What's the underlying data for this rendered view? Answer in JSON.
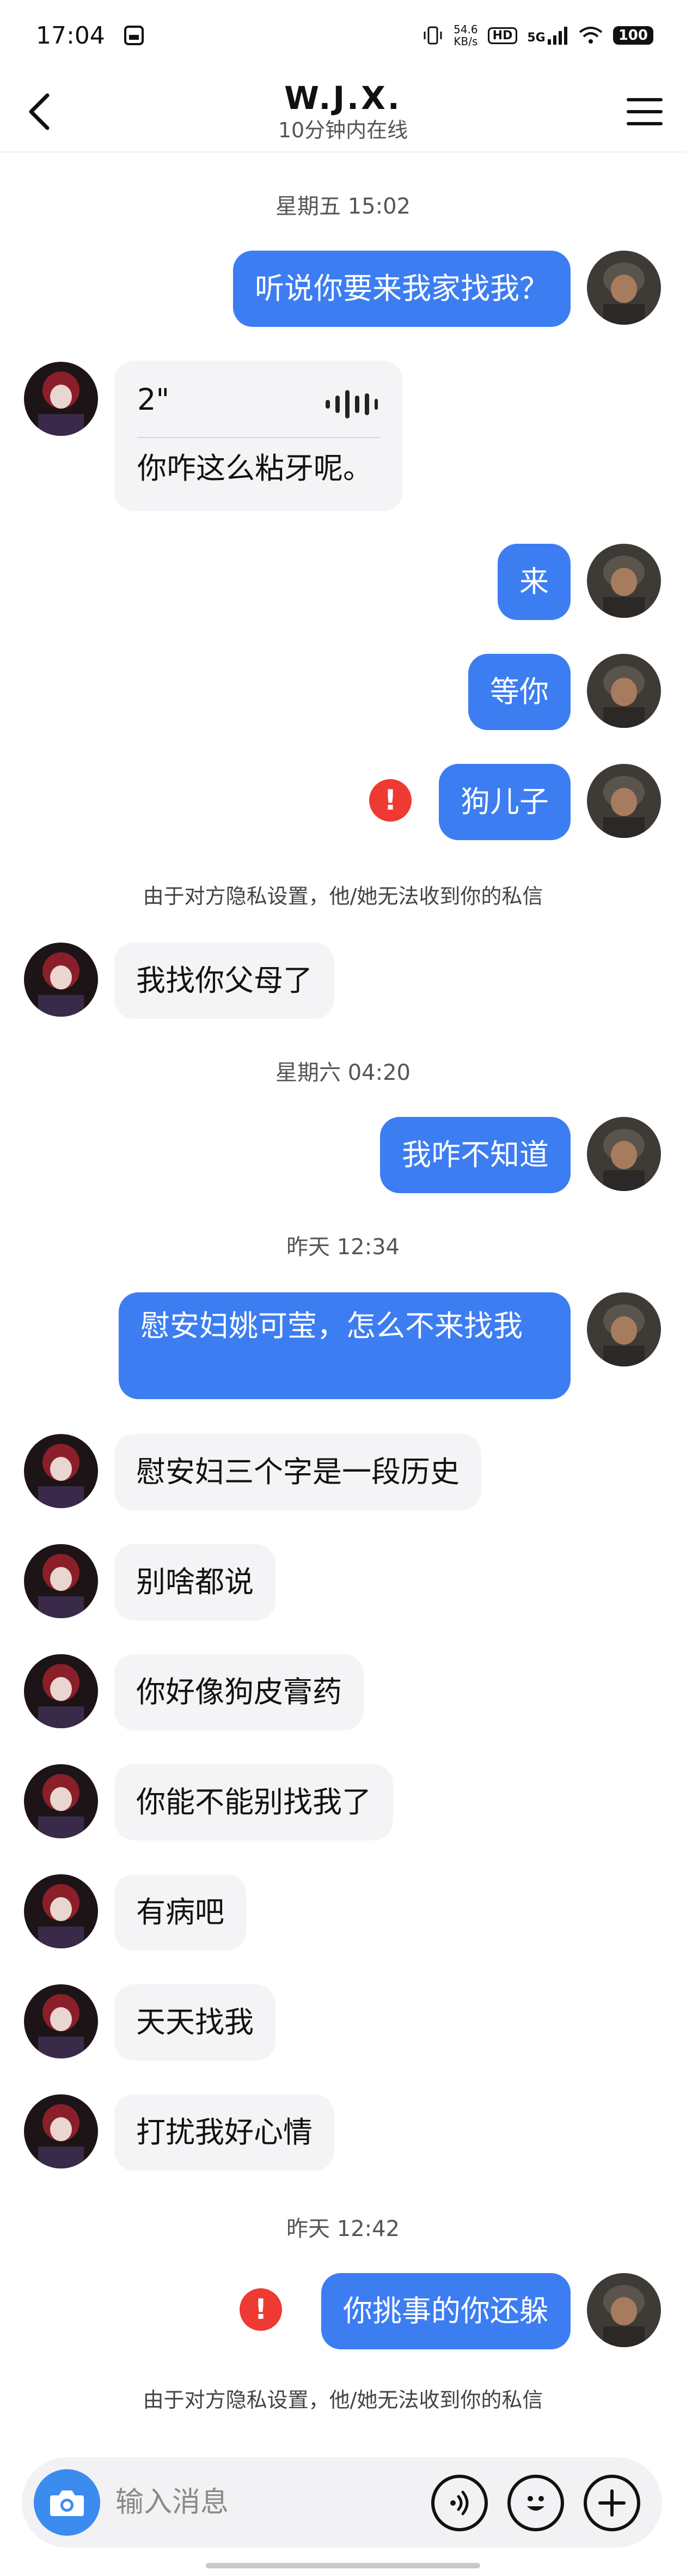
{
  "status_bar": {
    "time": "17:04",
    "net_speed_value": "54.6",
    "net_speed_unit": "KB/s",
    "hd": "HD",
    "network": "5G",
    "battery": "100"
  },
  "header": {
    "title": "W.J.X.",
    "subtitle": "10分钟内在线"
  },
  "messages": {
    "t1": "星期五 15:02",
    "m1": "听说你要来我家找我？",
    "voice_duration": "2\"",
    "voice_text": "你咋这么粘牙呢。",
    "m3": "来",
    "m4": "等你",
    "m5": "狗儿子",
    "notice1": "由于对方隐私设置，他/她无法收到你的私信",
    "m6": "我找你父母了",
    "t2": "星期六 04:20",
    "m7": "我咋不知道",
    "t3": "昨天 12:34",
    "m8": "慰安妇姚可莹，怎么不来找我",
    "m9": "慰安妇三个字是一段历史",
    "m10": "别啥都说",
    "m11": "你好像狗皮膏药",
    "m12": "你能不能别找我了",
    "m13": "有病吧",
    "m14": "天天找我",
    "m15": "打扰我好心情",
    "t4": "昨天 12:42",
    "m16": "你挑事的你还躲",
    "notice2": "由于对方隐私设置，他/她无法收到你的私信"
  },
  "input_bar": {
    "placeholder": "输入消息"
  },
  "colors": {
    "my_bubble": "#3c7df2",
    "their_bubble": "#f4f4f6",
    "error": "#ee3a32",
    "camera": "#3c8cf0"
  },
  "icons": [
    "back-icon",
    "menu-icon",
    "error-icon",
    "voice-wave-icon",
    "camera-icon",
    "voice-input-icon",
    "emoji-icon",
    "plus-icon"
  ]
}
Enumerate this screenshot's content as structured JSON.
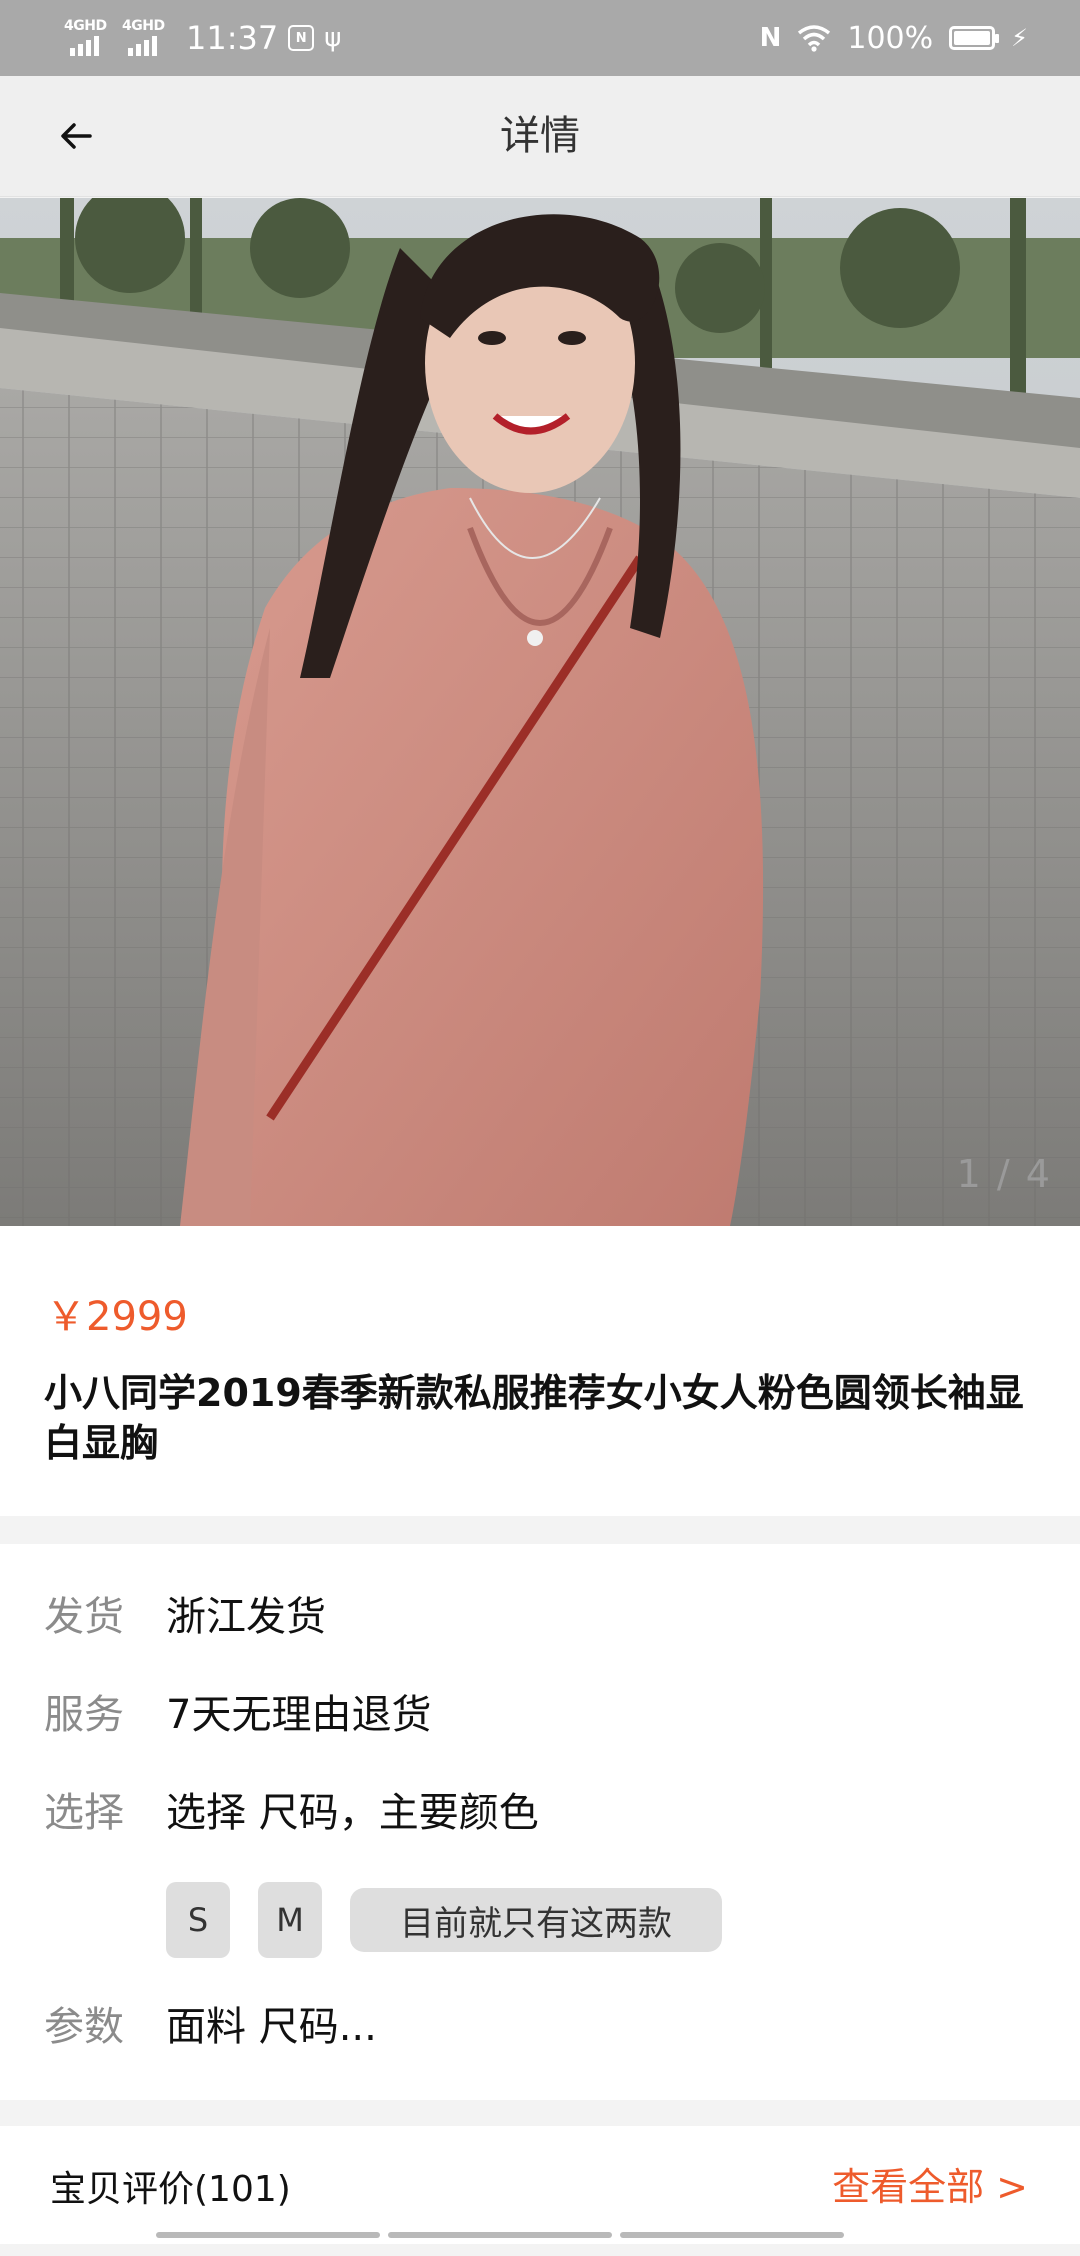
{
  "status_bar": {
    "network_1": "4GHD",
    "network_2": "4GHD",
    "time": "11:37",
    "battery": "100%"
  },
  "header": {
    "title": "详情"
  },
  "gallery": {
    "counter": "1 / 4"
  },
  "product": {
    "price": "￥2999",
    "title": "小八同学2019春季新款私服推荐女小女人粉色圆领长袖显白显胸"
  },
  "info": {
    "shipping": {
      "label": "发货",
      "value": "浙江发货"
    },
    "service": {
      "label": "服务",
      "value": "7天无理由退货"
    },
    "select": {
      "label": "选择",
      "value": "选择 尺码，主要颜色"
    },
    "sizes": [
      "S",
      "M"
    ],
    "size_note": "目前就只有这两款",
    "params": {
      "label": "参数",
      "value": "面料 尺码..."
    }
  },
  "reviews": {
    "title": "宝贝评价(101)",
    "view_all": "查看全部 >"
  },
  "colors": {
    "accent": "#ee5b2c",
    "topbar_bg": "#efefef",
    "status_bar_bg": "#a9a9a9",
    "chip_bg": "#dedede"
  }
}
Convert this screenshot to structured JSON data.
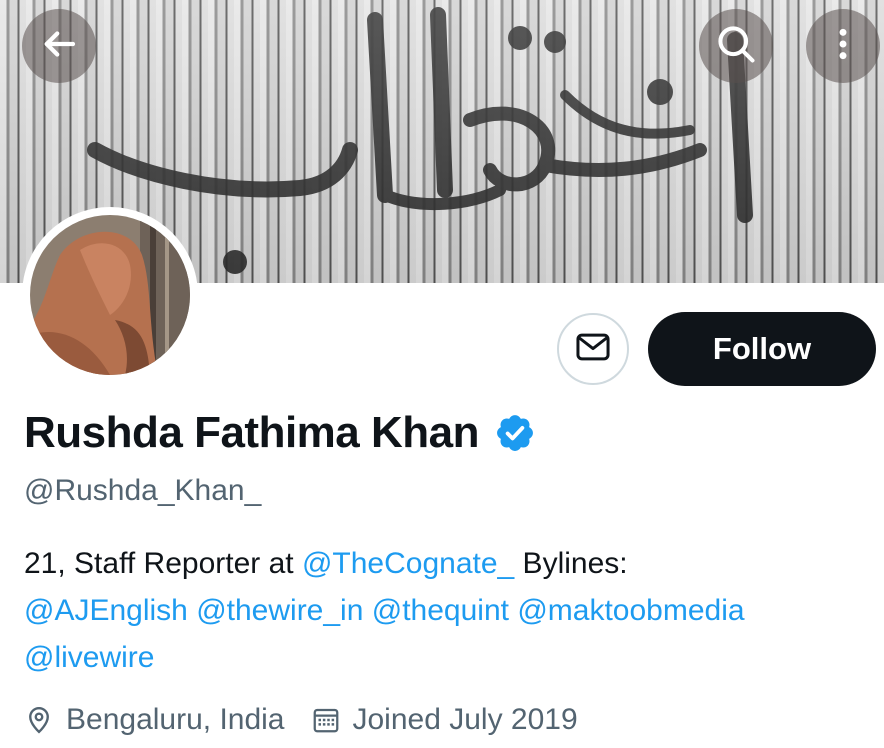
{
  "header": {
    "back_icon": "arrow-left-icon",
    "search_icon": "search-icon",
    "more_icon": "more-vertical-icon"
  },
  "profile": {
    "display_name": "Rushda Fathima Khan",
    "verified_icon": "verified-badge-icon",
    "verified_color": "#1d9bf0",
    "handle": "@Rushda_Khan_",
    "follow_label": "Follow",
    "message_icon": "envelope-icon",
    "bio": {
      "line1_text": "21, Staff Reporter at ",
      "line1_mention": "@TheCognate_",
      "line1_tail": " Bylines:",
      "mentions_line2": [
        "@AJEnglish",
        "@thewire_in",
        "@thequint",
        "@maktoobmedia"
      ],
      "mentions_line3": [
        "@livewire"
      ]
    },
    "location": "Bengaluru, India",
    "location_icon": "location-pin-icon",
    "joined": "Joined July 2019",
    "joined_icon": "calendar-icon"
  },
  "colors": {
    "accent": "#1d9bf0",
    "text_primary": "#0f1419",
    "text_secondary": "#536471",
    "follow_bg": "#0f1419"
  }
}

────────

EXERCISE »
Extract every line from the records above that contains the word "data".

RESPONSE BELOW »
What's the underlying data for this rendered view? Answer in JSON.
Convert this screenshot to structured JSON data.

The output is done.